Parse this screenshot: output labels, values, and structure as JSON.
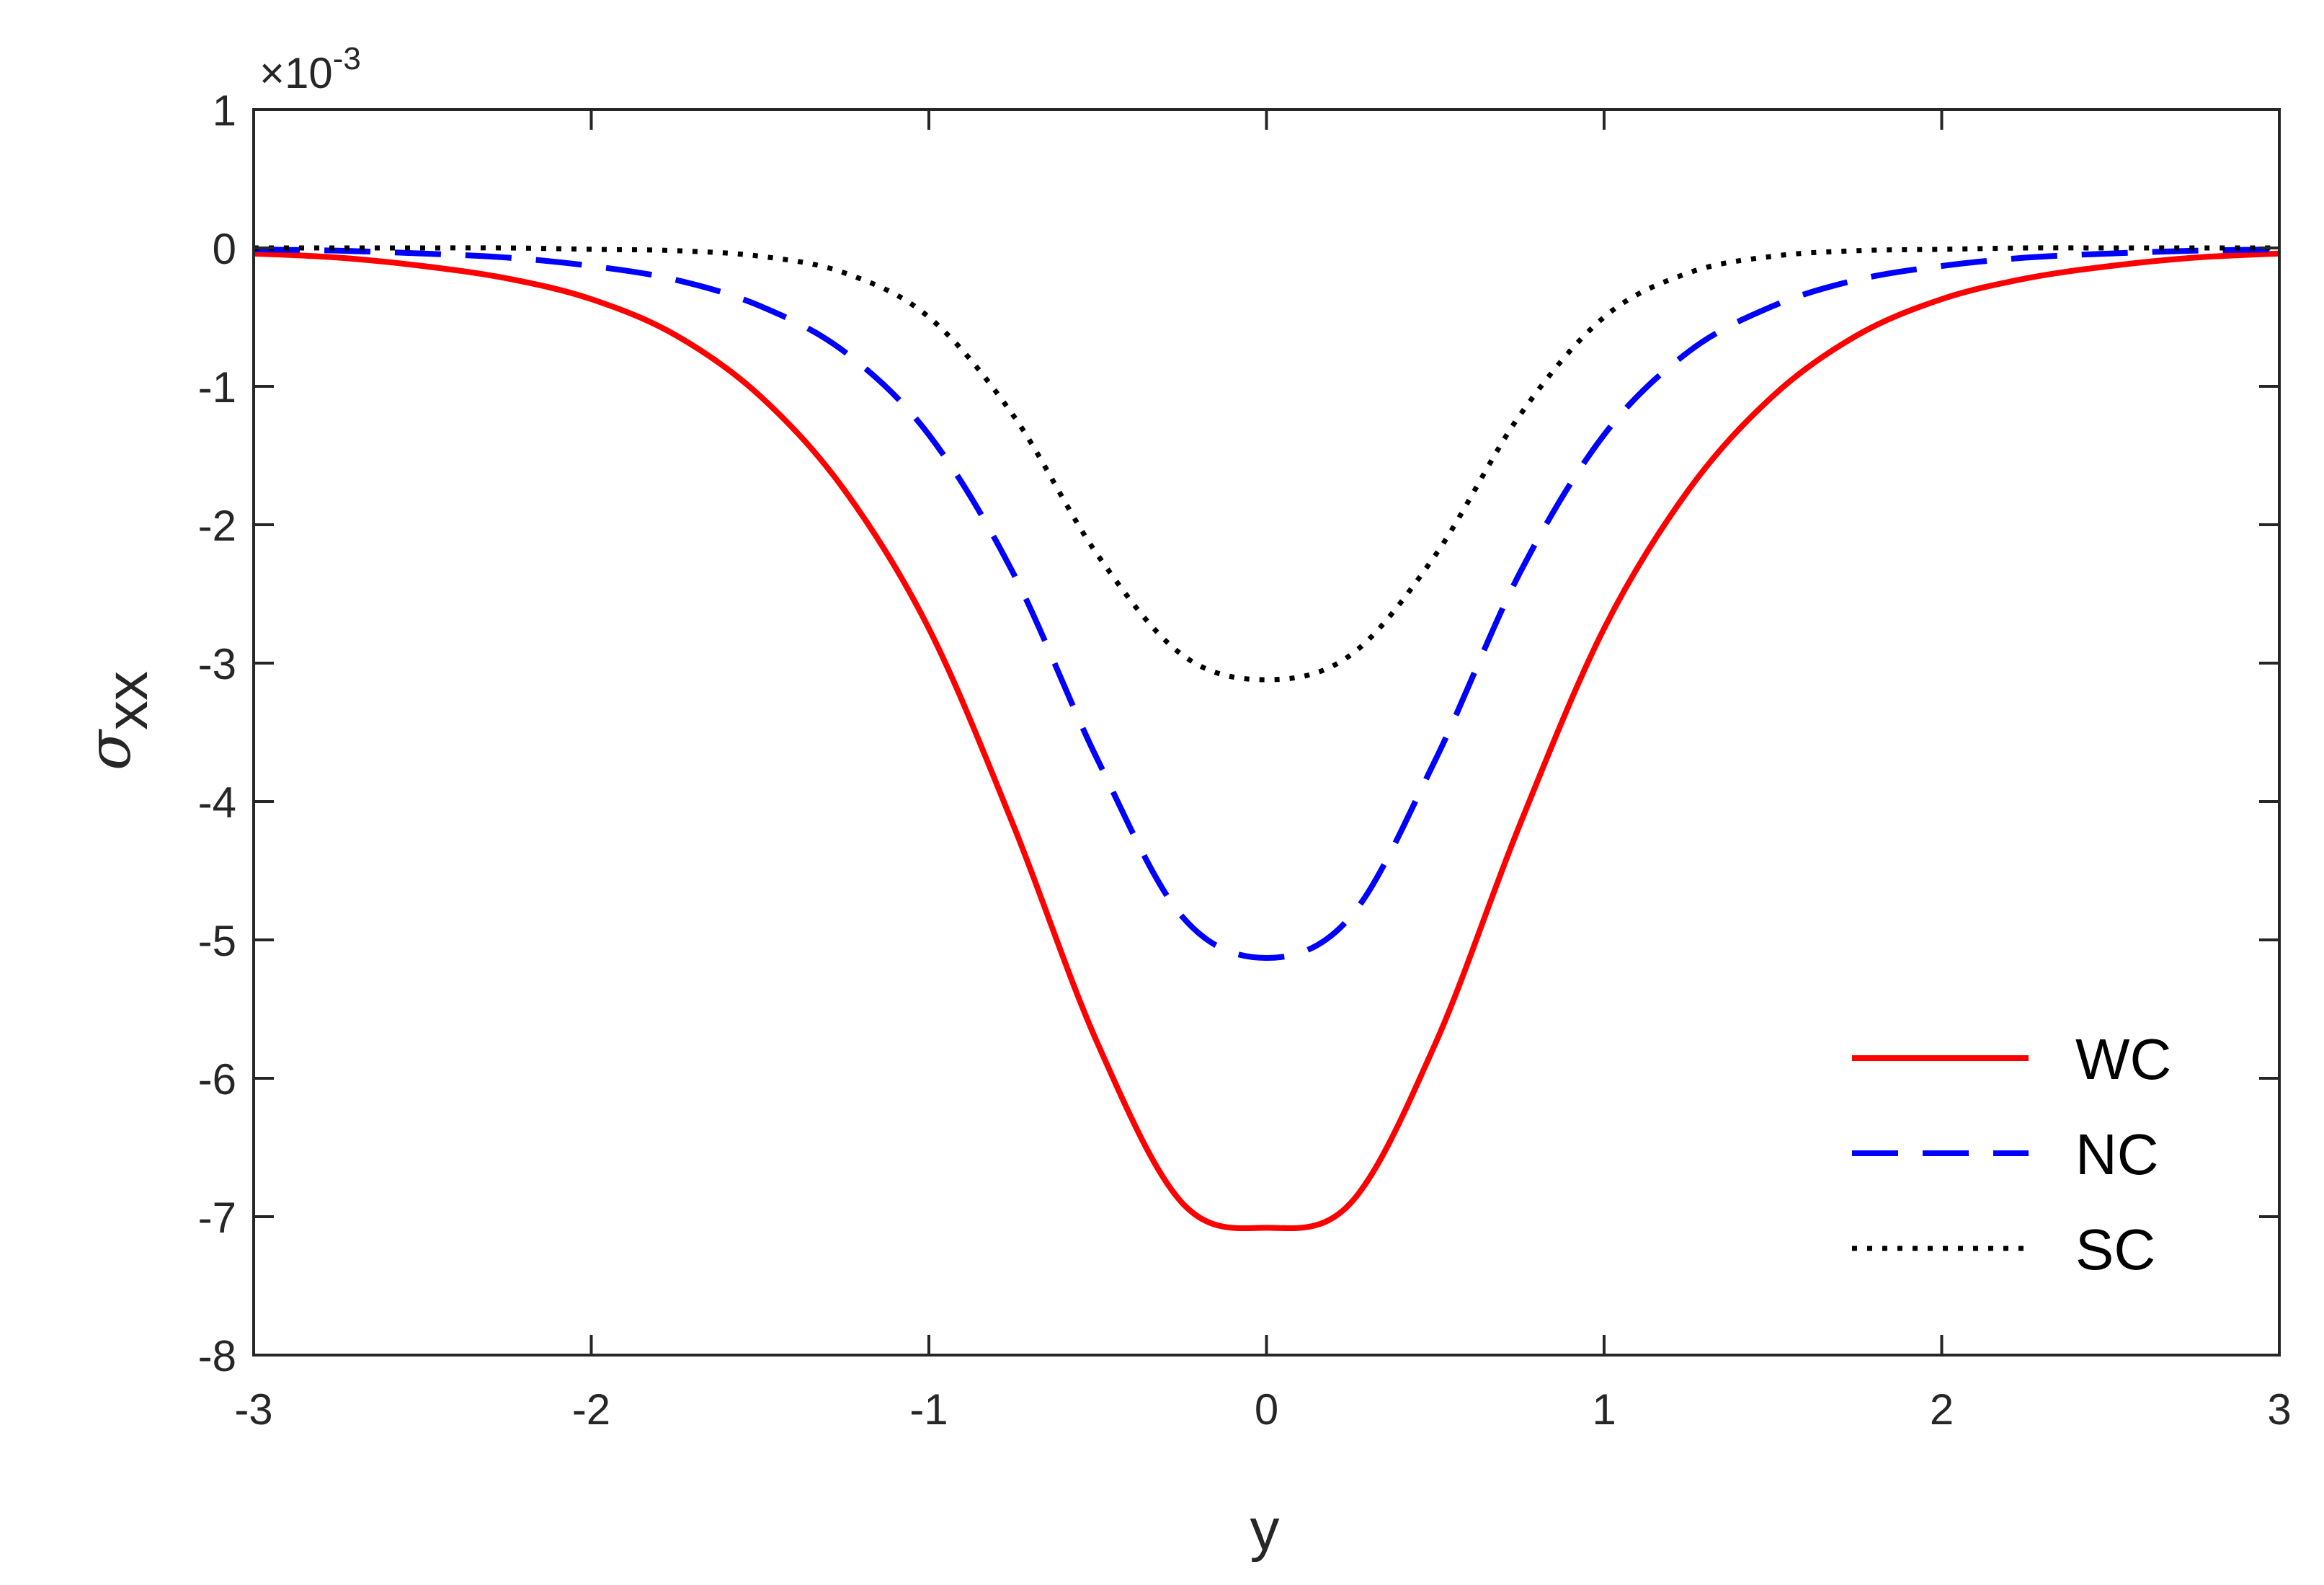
{
  "chart_data": {
    "type": "line",
    "xlabel": "y",
    "ylabel_symbol": "σ",
    "ylabel_subscript": "xx",
    "y_multiplier_base": "×10",
    "y_multiplier_exponent": "-3",
    "xlim": [
      -3,
      3
    ],
    "ylim": [
      -8,
      1
    ],
    "x_ticks": [
      -3,
      -2,
      -1,
      0,
      1,
      2,
      3
    ],
    "y_ticks": [
      1,
      0,
      -1,
      -2,
      -3,
      -4,
      -5,
      -6,
      -7,
      -8
    ],
    "x_tick_labels": [
      "-3",
      "-2",
      "-1",
      "0",
      "1",
      "2",
      "3"
    ],
    "y_tick_labels": [
      "1",
      "0",
      "-1",
      "-2",
      "-3",
      "-4",
      "-5",
      "-6",
      "-7",
      "-8"
    ],
    "grid": false,
    "legend_position": "bottom-right",
    "x": [
      -3.0,
      -2.75,
      -2.5,
      -2.25,
      -2.0,
      -1.75,
      -1.5,
      -1.25,
      -1.0,
      -0.75,
      -0.5,
      -0.25,
      0.0,
      0.25,
      0.5,
      0.75,
      1.0,
      1.25,
      1.5,
      1.75,
      2.0,
      2.25,
      2.5,
      2.75,
      3.0
    ],
    "series": [
      {
        "name": "WC",
        "color": "#ff0000",
        "style": "solid",
        "values": [
          -4e-05,
          -7e-05,
          -0.00013,
          -0.00022,
          -0.00037,
          -0.00063,
          -0.00107,
          -0.00175,
          -0.00275,
          -0.00417,
          -0.00575,
          -0.0069,
          -0.00708,
          -0.0069,
          -0.00575,
          -0.00417,
          -0.00275,
          -0.00175,
          -0.00107,
          -0.00063,
          -0.00037,
          -0.00022,
          -0.00013,
          -7e-05,
          -4e-05
        ]
      },
      {
        "name": "NC",
        "color": "#0000ff",
        "style": "dashed",
        "values": [
          -1e-05,
          -2e-05,
          -4e-05,
          -7e-05,
          -0.00013,
          -0.00023,
          -0.00042,
          -0.00075,
          -0.00135,
          -0.00235,
          -0.0037,
          -0.00483,
          -0.00513,
          -0.00483,
          -0.0037,
          -0.00235,
          -0.00135,
          -0.00075,
          -0.00042,
          -0.00023,
          -0.00013,
          -7e-05,
          -4e-05,
          -2e-05,
          -1e-05
        ]
      },
      {
        "name": "SC",
        "color": "#000000",
        "style": "dotted",
        "values": [
          0.0,
          0.0,
          0.0,
          0.0,
          -1e-05,
          -2e-05,
          -6e-05,
          -0.00018,
          -0.0005,
          -0.00121,
          -0.00222,
          -0.00294,
          -0.00312,
          -0.00294,
          -0.00222,
          -0.00121,
          -0.0005,
          -0.00018,
          -6e-05,
          -2e-05,
          -1e-05,
          0.0,
          0.0,
          0.0,
          0.0
        ]
      }
    ]
  }
}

══════════

## [GIVEN PROBLEM]
Return all of the entries word for word, but omit the pictures.

## [OUTPUT FOR THIS EXERCISE]
Parse this screenshot: output labels, values, and structure as JSON.
{
  "chart_data": {
    "type": "line",
    "xlabel": "y",
    "ylabel_symbol": "σ",
    "ylabel_subscript": "xx",
    "y_multiplier_base": "×10",
    "y_multiplier_exponent": "-3",
    "xlim": [
      -3,
      3
    ],
    "ylim": [
      -8,
      1
    ],
    "x_ticks": [
      -3,
      -2,
      -1,
      0,
      1,
      2,
      3
    ],
    "y_ticks": [
      1,
      0,
      -1,
      -2,
      -3,
      -4,
      -5,
      -6,
      -7,
      -8
    ],
    "x_tick_labels": [
      "-3",
      "-2",
      "-1",
      "0",
      "1",
      "2",
      "3"
    ],
    "y_tick_labels": [
      "1",
      "0",
      "-1",
      "-2",
      "-3",
      "-4",
      "-5",
      "-6",
      "-7",
      "-8"
    ],
    "grid": false,
    "legend_position": "bottom-right",
    "x": [
      -3.0,
      -2.75,
      -2.5,
      -2.25,
      -2.0,
      -1.75,
      -1.5,
      -1.25,
      -1.0,
      -0.75,
      -0.5,
      -0.25,
      0.0,
      0.25,
      0.5,
      0.75,
      1.0,
      1.25,
      1.5,
      1.75,
      2.0,
      2.25,
      2.5,
      2.75,
      3.0
    ],
    "series": [
      {
        "name": "WC",
        "color": "#ff0000",
        "style": "solid",
        "values": [
          -4e-05,
          -7e-05,
          -0.00013,
          -0.00022,
          -0.00037,
          -0.00063,
          -0.00107,
          -0.00175,
          -0.00275,
          -0.00417,
          -0.00575,
          -0.0069,
          -0.00708,
          -0.0069,
          -0.00575,
          -0.00417,
          -0.00275,
          -0.00175,
          -0.00107,
          -0.00063,
          -0.00037,
          -0.00022,
          -0.00013,
          -7e-05,
          -4e-05
        ]
      },
      {
        "name": "NC",
        "color": "#0000ff",
        "style": "dashed",
        "values": [
          -1e-05,
          -2e-05,
          -4e-05,
          -7e-05,
          -0.00013,
          -0.00023,
          -0.00042,
          -0.00075,
          -0.00135,
          -0.00235,
          -0.0037,
          -0.00483,
          -0.00513,
          -0.00483,
          -0.0037,
          -0.00235,
          -0.00135,
          -0.00075,
          -0.00042,
          -0.00023,
          -0.00013,
          -7e-05,
          -4e-05,
          -2e-05,
          -1e-05
        ]
      },
      {
        "name": "SC",
        "color": "#000000",
        "style": "dotted",
        "values": [
          0.0,
          0.0,
          0.0,
          0.0,
          -1e-05,
          -2e-05,
          -6e-05,
          -0.00018,
          -0.0005,
          -0.00121,
          -0.00222,
          -0.00294,
          -0.00312,
          -0.00294,
          -0.00222,
          -0.00121,
          -0.0005,
          -0.00018,
          -6e-05,
          -2e-05,
          -1e-05,
          0.0,
          0.0,
          0.0,
          0.0
        ]
      }
    ]
  }
}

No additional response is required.